Extracts from a graphics dataset:

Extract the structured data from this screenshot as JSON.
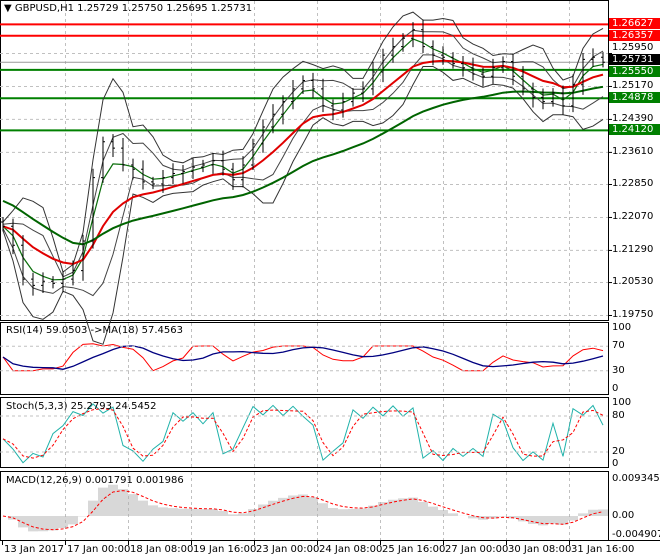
{
  "header": {
    "symbol": "GBPUSD,H1",
    "open": "1.25729",
    "high": "1.25750",
    "low": "1.25695",
    "close": "1.25731"
  },
  "price_axis": [
    "1.25950",
    "1.25170",
    "1.24390",
    "1.23610",
    "1.22850",
    "1.22070",
    "1.21290",
    "1.20530",
    "1.19750"
  ],
  "levels": [
    {
      "value": "1.26627",
      "color": "#ff0000"
    },
    {
      "value": "1.26357",
      "color": "#ff0000"
    },
    {
      "value": "1.25550",
      "color": "#008000"
    },
    {
      "value": "1.24878",
      "color": "#008000"
    },
    {
      "value": "1.24120",
      "color": "#008000"
    }
  ],
  "current_price": "1.25731",
  "rsi": {
    "label": "RSI(14) 59.0503  ->MA(18) 57.4563",
    "axis": [
      "100",
      "70",
      "30",
      "0"
    ]
  },
  "stoch": {
    "label": "Stoch(5,3,3) 25.2793 24.5452",
    "axis": [
      "100",
      "80",
      "20",
      "0"
    ]
  },
  "macd": {
    "label": "MACD(12,26,9) 0.001791 0.001986",
    "axis": [
      "0.009345",
      "0.00",
      "-0.004907"
    ]
  },
  "time_axis": [
    "13 Jan 2017",
    "17 Jan 00:00",
    "18 Jan 08:00",
    "19 Jan 16:00",
    "23 Jan 00:00",
    "24 Jan 08:00",
    "25 Jan 16:00",
    "27 Jan 00:00",
    "30 Jan 08:00",
    "31 Jan 16:00"
  ],
  "chart_data": {
    "type": "line",
    "title": "GBPUSD,H1",
    "ylim": [
      1.1975,
      1.2663
    ],
    "closes": [
      1.2185,
      1.214,
      1.206,
      1.2045,
      1.2055,
      1.205,
      1.206,
      1.208,
      1.215,
      1.23,
      1.2385,
      1.237,
      1.233,
      1.232,
      1.229,
      1.2285,
      1.23,
      1.231,
      1.2315,
      1.2325,
      1.233,
      1.234,
      1.232,
      1.2295,
      1.233,
      1.238,
      1.242,
      1.245,
      1.248,
      1.251,
      1.253,
      1.251,
      1.247,
      1.246,
      1.248,
      1.25,
      1.251,
      1.255,
      1.259,
      1.261,
      1.263,
      1.265,
      1.261,
      1.259,
      1.2585,
      1.257,
      1.256,
      1.2545,
      1.254,
      1.256,
      1.2575,
      1.254,
      1.251,
      1.249,
      1.248,
      1.25,
      1.247,
      1.252,
      1.258,
      1.2585,
      1.2573
    ]
  }
}
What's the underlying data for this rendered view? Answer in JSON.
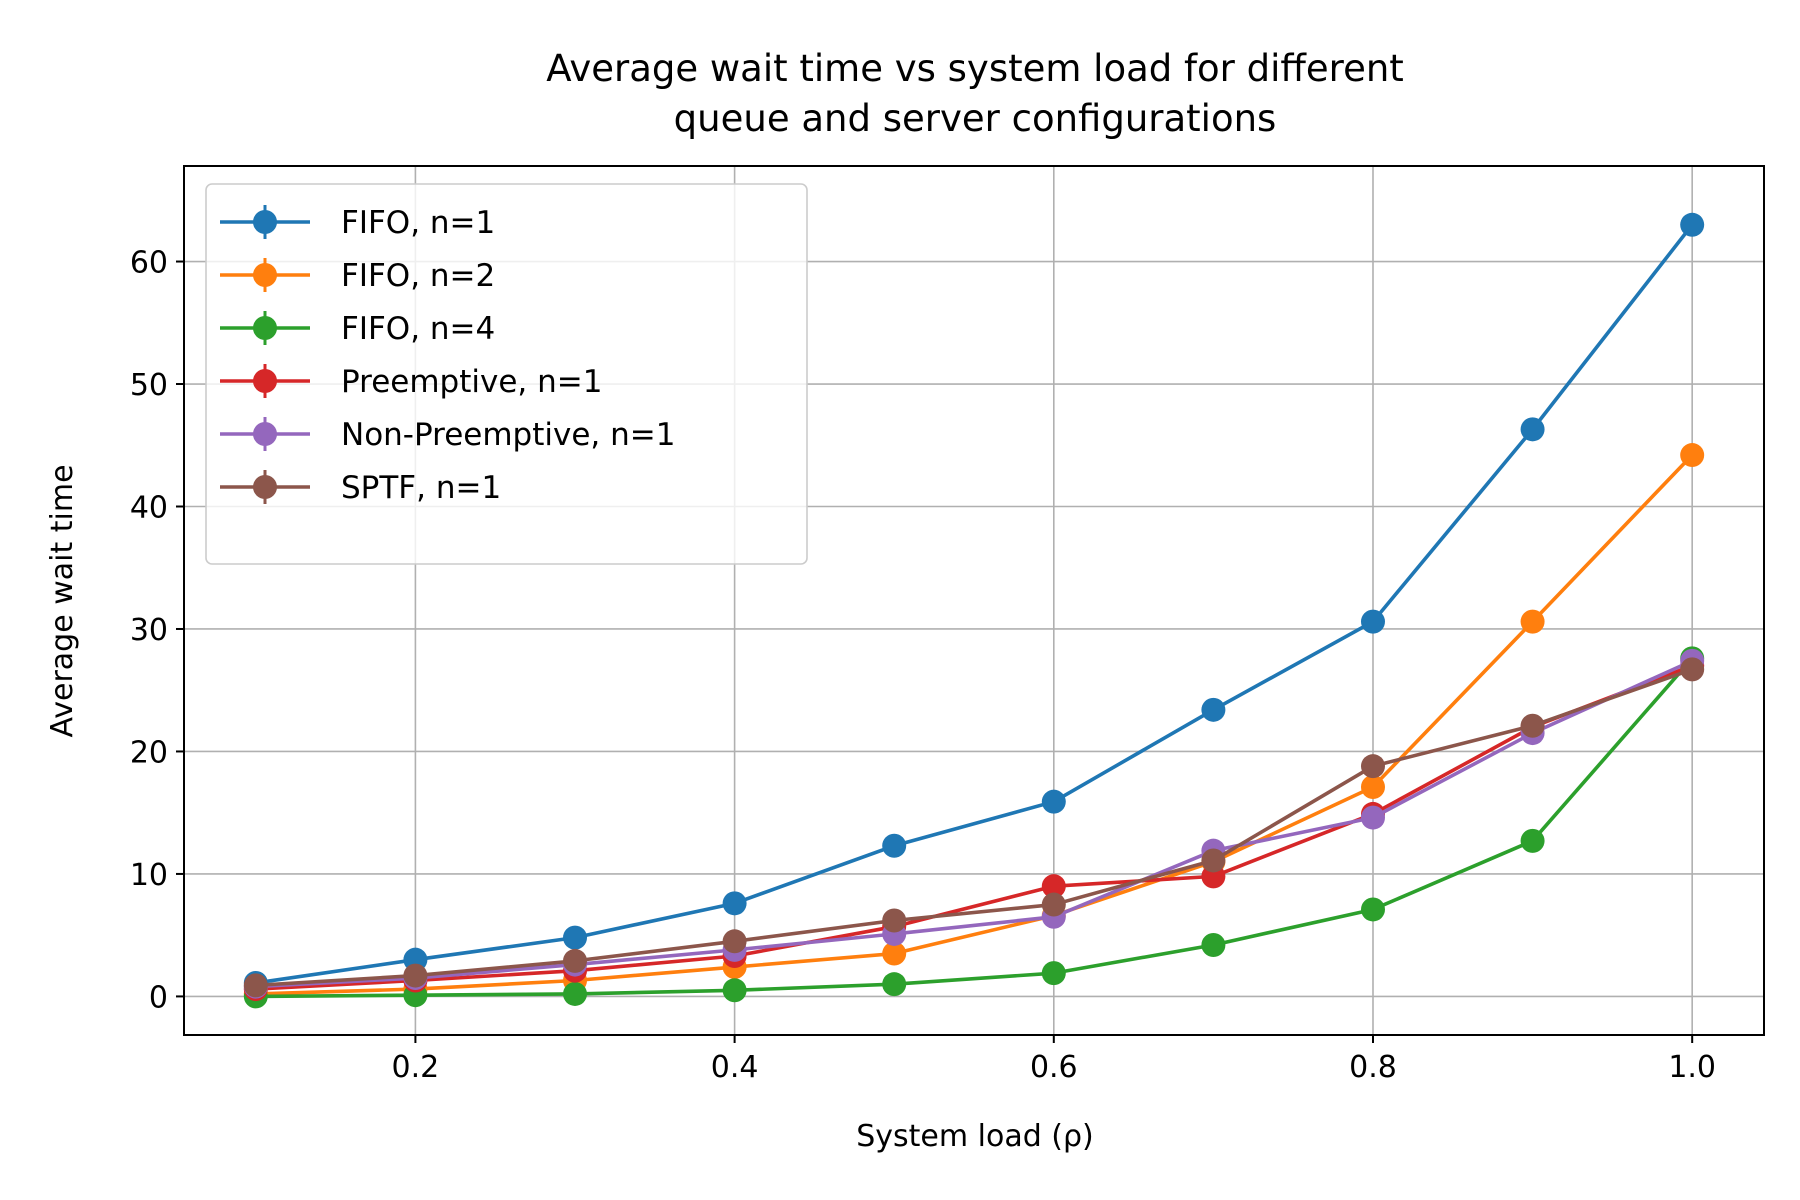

**Given problem**: For each line of the entries that includes "label", show that line.

**Solution**:
    "label": "RSI(14) 59.0503  ->MA(18) 57.4563",
    "label": "Stoch(5,3,3) 25.2793 24.5452",
    "label": "MACD(12,26,9) 0.001791 0.001986",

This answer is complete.